**Trecho selecionado**
_____

Tanto no Progresso Técnico, como, principalmente, na Acumulação de Capital, residem para Marx as principais contradições do capitalismo. A tendência do capitalista é a acumulação do capital, e tendo em vista que a taxa de mais-valia e a taxa de lucro são decorrentes da utilização do capital variável (força de trabalho), estas tendem a declinar quanto mais se intensifica a utilização do capital constante (máquinas, equipamentos, etc.). Portanto, a taxa de lucro do sistema capitalista é declinante.

Para Marx, o movimento de declínio da taxa de lucro pode ser contrariado pela exploração da força de trabalho. Aumentando esta, irá aumentar a mais-valia e, conseqüentemente, a taxa de lucro. "A taxa geral de lucro pode variar, sem que se altere o valor das mercadorias, quando varia o grau de exploração do trabalho." (MARX, 1987, p.189).

Uma observação não realizada por Marx é que o progresso técnico aumenta a produtividade marginal do trabalho, resultando numa maior exploração da força de trabalho e em uma maior mais-valia.

Outro ponto inerente ao progresso técnico e à acumulação de capital dentro do sistema capitalista é a monopolização. Uma vez que a acumulação é parte do sistema capitalista, algumas empresas não irão conseguir competir no mercado. As empresas menos competitivas desaparecem, concentrando a indústria em poucas empresas. À medida que a concentração e o progresso técnico aumentam, a concorrência diminui. Aquelas empresas que não conseguem acompanhar o ritmo das inovações, por não terem tecnologia e capital suficiente para seguir competitivas, são obrigadas a

cessar sua atividade. A tendência do capitalismo é, portanto, a concentração, uma vez que nem todos conseguem acompanhar o progresso técnico.

Ponto inerente à teoria marxista, e bastante relevante para o desenvolvimento desta tese, é que, dada a concentração e acumulação de capital, mais trabalhadores são excluídos do processo produtivo, formando o chamado Exército Industrial de Reserva. A introdução do progresso técnico faz com que parte do capital variável se transforme em capital constante, ou seja, parte dos trabalhadores fica desempregada, aumentando a reserva de força de trabalho. A existência do Exército Industrial de Reserva mantém a oferta de força de trabalho o suficiente para impedir que o preço desta aumente.

_____

**Tarefas do exercício**
1 – Transcreva do texto sobre Marx o trecho que vai de "cessar sua atividade." até "preço desta aumente.".
2 – Responda com base no texto sobre Marx:
(a) O que, para Marx, pode contrariar o declínio da taxa de lucro?
(b) O que acontece com as empresas menos competitivas?
(c) Que nome recebe o conjunto de trabalhadores excluídos do processo produtivo?

**Dados de origem**
_____

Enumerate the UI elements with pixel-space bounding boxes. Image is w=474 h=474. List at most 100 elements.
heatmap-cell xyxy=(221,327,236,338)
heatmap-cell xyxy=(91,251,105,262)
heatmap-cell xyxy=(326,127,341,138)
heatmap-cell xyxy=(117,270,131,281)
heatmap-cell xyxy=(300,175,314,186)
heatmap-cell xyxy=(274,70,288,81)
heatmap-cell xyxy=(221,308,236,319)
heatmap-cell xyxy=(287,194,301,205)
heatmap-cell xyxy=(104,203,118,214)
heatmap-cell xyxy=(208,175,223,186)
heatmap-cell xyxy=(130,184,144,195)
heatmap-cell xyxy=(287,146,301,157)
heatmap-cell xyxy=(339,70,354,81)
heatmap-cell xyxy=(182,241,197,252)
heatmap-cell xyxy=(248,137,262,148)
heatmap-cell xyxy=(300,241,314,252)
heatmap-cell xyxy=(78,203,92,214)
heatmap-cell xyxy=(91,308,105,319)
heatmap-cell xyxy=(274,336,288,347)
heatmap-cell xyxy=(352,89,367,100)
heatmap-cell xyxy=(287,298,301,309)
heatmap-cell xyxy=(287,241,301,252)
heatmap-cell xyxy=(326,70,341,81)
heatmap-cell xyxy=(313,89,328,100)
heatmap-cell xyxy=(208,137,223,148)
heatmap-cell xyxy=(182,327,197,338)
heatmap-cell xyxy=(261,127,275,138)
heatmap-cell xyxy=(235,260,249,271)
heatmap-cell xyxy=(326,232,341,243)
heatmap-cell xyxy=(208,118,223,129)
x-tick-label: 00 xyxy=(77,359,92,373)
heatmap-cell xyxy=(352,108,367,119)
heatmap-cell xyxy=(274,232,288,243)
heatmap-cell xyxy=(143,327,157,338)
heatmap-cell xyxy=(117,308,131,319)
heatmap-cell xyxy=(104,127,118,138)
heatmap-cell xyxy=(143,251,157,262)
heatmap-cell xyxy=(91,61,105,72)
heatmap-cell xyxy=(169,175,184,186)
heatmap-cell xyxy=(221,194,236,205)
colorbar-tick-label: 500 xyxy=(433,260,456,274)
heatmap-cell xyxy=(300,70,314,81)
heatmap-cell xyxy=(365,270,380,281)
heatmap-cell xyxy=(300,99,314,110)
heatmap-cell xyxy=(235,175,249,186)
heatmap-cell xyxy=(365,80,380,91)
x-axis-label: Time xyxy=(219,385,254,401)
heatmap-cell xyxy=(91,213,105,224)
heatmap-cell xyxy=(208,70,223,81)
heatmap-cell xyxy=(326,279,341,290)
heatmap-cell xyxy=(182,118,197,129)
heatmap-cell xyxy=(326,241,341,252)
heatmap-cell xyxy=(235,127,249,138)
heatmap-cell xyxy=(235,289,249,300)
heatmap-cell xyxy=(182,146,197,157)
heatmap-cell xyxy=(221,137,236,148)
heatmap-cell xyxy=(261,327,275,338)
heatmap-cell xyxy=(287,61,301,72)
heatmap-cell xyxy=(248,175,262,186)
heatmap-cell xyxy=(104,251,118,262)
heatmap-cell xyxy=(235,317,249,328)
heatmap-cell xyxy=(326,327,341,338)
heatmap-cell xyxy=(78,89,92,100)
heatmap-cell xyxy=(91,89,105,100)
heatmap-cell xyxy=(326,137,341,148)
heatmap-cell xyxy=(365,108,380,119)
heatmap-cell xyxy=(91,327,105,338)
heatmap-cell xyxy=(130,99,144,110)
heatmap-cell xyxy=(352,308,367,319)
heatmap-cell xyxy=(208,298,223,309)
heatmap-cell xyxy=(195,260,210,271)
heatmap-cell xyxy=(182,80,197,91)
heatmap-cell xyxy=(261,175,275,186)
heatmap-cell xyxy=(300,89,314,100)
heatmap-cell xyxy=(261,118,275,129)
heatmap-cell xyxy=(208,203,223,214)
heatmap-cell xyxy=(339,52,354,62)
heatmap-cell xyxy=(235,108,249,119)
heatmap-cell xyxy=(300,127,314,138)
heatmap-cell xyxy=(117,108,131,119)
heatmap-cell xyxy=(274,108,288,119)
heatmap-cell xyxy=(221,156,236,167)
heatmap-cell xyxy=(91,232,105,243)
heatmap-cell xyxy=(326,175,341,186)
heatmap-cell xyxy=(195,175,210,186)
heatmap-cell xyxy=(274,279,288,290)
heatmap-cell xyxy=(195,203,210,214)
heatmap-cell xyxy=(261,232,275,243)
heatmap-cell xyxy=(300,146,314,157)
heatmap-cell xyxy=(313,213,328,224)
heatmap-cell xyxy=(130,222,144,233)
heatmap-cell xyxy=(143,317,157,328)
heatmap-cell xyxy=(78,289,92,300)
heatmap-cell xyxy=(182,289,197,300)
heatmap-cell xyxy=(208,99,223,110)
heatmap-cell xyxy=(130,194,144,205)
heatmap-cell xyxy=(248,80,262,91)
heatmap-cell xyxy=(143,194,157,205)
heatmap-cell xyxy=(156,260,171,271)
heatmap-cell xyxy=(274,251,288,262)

_____

**Respostas do exercício**
1 –
cessar sua atividade. A tendência do capitalismo é, portanto, a concentração, uma vez que nem todos conseguem acompanhar o progresso técnico.

Ponto inerente à teoria marxista, e bastante relevante para o desenvolvimento desta tese, é que, dada a concentração e acumulação de capital, mais trabalhadores são excluídos do processo produtivo, formando o chamado Exército Industrial de Reserva. A introdução do progresso técnico faz com que parte do capital variável se transforme em capital constante, ou seja, parte dos trabalhadores fica desempregada, aumentando a reserva de força de trabalho. A existência do Exército Industrial de Reserva mantém a oferta de força de trabalho o suficiente para impedir que o preço desta aumente.

2 –
(a) A exploração da força de trabalho.
(b) Desaparecem, e a indústria se concentra em poucas empresas.
(c) Exército Industrial de Reserva.